__Task__.
Identify the lines that contain the word "true", then copy them.

Start Information given

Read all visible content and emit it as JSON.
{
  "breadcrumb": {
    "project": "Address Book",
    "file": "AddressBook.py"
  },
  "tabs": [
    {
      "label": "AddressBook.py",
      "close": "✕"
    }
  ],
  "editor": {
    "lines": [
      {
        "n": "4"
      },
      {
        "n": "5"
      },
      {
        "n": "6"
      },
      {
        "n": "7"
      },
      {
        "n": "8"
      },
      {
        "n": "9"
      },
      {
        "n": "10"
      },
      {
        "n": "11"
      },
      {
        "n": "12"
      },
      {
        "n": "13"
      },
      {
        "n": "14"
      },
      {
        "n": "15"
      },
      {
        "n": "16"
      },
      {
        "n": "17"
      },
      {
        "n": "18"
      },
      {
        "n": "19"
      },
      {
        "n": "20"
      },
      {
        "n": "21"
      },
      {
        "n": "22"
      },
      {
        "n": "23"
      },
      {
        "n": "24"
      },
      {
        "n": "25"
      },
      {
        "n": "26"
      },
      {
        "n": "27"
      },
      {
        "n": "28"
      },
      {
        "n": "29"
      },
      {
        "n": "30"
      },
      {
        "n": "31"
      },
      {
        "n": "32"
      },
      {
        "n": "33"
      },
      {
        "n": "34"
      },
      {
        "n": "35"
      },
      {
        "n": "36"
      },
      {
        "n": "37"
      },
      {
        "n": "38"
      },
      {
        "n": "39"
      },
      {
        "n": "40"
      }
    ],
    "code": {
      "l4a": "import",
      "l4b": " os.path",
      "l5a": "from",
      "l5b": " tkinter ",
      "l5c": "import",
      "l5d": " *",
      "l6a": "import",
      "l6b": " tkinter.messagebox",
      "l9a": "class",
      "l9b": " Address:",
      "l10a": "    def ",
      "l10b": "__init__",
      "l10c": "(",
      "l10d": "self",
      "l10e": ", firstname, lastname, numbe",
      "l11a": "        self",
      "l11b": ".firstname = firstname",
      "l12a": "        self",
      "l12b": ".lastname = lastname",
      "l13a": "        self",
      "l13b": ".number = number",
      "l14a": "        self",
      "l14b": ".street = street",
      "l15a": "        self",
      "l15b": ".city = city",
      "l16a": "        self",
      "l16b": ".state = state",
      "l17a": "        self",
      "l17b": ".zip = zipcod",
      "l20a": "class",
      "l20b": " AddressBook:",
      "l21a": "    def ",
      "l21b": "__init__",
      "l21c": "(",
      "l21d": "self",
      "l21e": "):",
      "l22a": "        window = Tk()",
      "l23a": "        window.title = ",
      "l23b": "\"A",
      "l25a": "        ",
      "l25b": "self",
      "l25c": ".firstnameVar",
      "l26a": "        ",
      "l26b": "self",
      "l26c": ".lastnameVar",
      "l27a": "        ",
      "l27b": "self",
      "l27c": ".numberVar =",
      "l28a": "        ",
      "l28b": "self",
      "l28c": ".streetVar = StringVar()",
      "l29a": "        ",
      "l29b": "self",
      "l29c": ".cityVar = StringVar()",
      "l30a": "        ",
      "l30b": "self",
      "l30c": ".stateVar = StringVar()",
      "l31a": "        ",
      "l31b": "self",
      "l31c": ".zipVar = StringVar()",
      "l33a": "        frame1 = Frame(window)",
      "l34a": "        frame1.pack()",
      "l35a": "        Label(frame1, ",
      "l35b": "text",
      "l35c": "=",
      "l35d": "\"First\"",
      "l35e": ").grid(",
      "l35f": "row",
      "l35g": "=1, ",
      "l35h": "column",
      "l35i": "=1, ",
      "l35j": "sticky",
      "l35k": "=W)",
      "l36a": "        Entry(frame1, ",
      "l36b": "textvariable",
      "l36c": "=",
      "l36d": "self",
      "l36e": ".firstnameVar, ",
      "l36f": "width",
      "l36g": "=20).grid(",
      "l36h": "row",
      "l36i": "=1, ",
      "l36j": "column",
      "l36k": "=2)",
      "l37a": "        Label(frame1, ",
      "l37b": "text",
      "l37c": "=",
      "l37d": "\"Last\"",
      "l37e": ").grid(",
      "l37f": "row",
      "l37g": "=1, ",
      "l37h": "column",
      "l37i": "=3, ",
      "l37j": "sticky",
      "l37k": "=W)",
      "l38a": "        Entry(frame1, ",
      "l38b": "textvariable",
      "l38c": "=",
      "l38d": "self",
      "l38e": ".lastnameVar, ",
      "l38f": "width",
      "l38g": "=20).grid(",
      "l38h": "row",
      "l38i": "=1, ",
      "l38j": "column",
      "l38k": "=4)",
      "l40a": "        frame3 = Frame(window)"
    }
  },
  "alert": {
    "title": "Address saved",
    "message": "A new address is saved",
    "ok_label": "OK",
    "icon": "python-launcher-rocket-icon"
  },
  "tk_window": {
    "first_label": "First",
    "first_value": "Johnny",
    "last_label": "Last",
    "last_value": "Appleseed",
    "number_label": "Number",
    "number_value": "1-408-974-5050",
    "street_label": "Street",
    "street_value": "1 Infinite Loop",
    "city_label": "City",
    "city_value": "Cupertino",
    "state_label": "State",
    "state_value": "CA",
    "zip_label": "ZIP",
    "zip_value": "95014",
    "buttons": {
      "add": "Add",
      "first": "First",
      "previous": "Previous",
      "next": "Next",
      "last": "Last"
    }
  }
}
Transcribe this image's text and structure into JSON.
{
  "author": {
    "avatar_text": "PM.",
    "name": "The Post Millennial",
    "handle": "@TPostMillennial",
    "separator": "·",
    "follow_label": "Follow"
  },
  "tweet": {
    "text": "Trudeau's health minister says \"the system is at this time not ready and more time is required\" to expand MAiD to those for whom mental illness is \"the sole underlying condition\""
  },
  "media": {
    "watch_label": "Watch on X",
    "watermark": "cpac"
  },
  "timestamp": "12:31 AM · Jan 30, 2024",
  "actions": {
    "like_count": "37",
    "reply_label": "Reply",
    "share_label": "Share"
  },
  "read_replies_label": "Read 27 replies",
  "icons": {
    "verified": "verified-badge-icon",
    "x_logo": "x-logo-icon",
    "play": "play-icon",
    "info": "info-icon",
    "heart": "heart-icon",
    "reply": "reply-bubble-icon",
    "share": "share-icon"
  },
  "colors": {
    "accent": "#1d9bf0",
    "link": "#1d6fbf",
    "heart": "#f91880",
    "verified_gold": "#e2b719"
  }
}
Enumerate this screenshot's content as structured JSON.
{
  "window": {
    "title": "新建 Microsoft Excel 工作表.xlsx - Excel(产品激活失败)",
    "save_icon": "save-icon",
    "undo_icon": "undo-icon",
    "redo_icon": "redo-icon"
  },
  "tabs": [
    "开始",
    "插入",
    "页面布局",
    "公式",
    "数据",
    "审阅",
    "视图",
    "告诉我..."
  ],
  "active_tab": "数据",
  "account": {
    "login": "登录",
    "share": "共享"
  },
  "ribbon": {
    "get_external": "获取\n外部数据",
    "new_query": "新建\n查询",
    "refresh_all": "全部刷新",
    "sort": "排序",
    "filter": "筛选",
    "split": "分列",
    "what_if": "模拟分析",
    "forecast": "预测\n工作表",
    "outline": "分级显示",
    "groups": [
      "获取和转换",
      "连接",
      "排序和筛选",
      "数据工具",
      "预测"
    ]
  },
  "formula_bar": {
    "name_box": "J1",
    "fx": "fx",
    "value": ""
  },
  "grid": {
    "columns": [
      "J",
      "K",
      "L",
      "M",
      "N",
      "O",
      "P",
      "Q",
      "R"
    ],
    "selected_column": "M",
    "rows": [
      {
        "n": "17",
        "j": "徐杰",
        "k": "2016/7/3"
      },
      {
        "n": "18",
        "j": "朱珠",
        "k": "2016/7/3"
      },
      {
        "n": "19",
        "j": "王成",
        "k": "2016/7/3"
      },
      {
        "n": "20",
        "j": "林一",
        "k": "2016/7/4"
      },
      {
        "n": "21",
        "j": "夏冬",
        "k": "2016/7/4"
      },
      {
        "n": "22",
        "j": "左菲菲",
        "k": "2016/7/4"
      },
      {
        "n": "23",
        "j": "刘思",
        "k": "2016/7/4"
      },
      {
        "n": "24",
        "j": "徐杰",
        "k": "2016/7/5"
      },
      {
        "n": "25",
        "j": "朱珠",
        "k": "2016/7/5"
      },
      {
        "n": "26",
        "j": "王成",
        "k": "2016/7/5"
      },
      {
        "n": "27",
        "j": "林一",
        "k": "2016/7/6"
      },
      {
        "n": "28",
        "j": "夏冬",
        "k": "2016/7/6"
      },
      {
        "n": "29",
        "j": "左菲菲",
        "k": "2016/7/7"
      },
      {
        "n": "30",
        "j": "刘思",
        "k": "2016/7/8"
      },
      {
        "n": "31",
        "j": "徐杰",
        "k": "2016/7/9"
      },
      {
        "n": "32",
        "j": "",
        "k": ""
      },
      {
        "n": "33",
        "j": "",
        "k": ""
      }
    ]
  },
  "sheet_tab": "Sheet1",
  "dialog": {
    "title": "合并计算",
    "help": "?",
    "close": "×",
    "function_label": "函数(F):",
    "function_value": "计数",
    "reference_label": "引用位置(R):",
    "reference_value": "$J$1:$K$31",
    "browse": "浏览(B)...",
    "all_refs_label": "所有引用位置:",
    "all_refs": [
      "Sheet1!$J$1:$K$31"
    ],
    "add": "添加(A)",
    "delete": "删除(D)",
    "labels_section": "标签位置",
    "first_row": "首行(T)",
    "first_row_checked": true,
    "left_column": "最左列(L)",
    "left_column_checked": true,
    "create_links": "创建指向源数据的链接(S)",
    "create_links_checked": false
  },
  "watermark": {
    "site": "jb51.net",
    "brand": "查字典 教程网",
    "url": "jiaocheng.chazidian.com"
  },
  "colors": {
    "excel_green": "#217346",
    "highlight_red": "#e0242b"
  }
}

End Information given

__Output of the task__.
    "first_row_checked": true,
    "left_column_checked": true,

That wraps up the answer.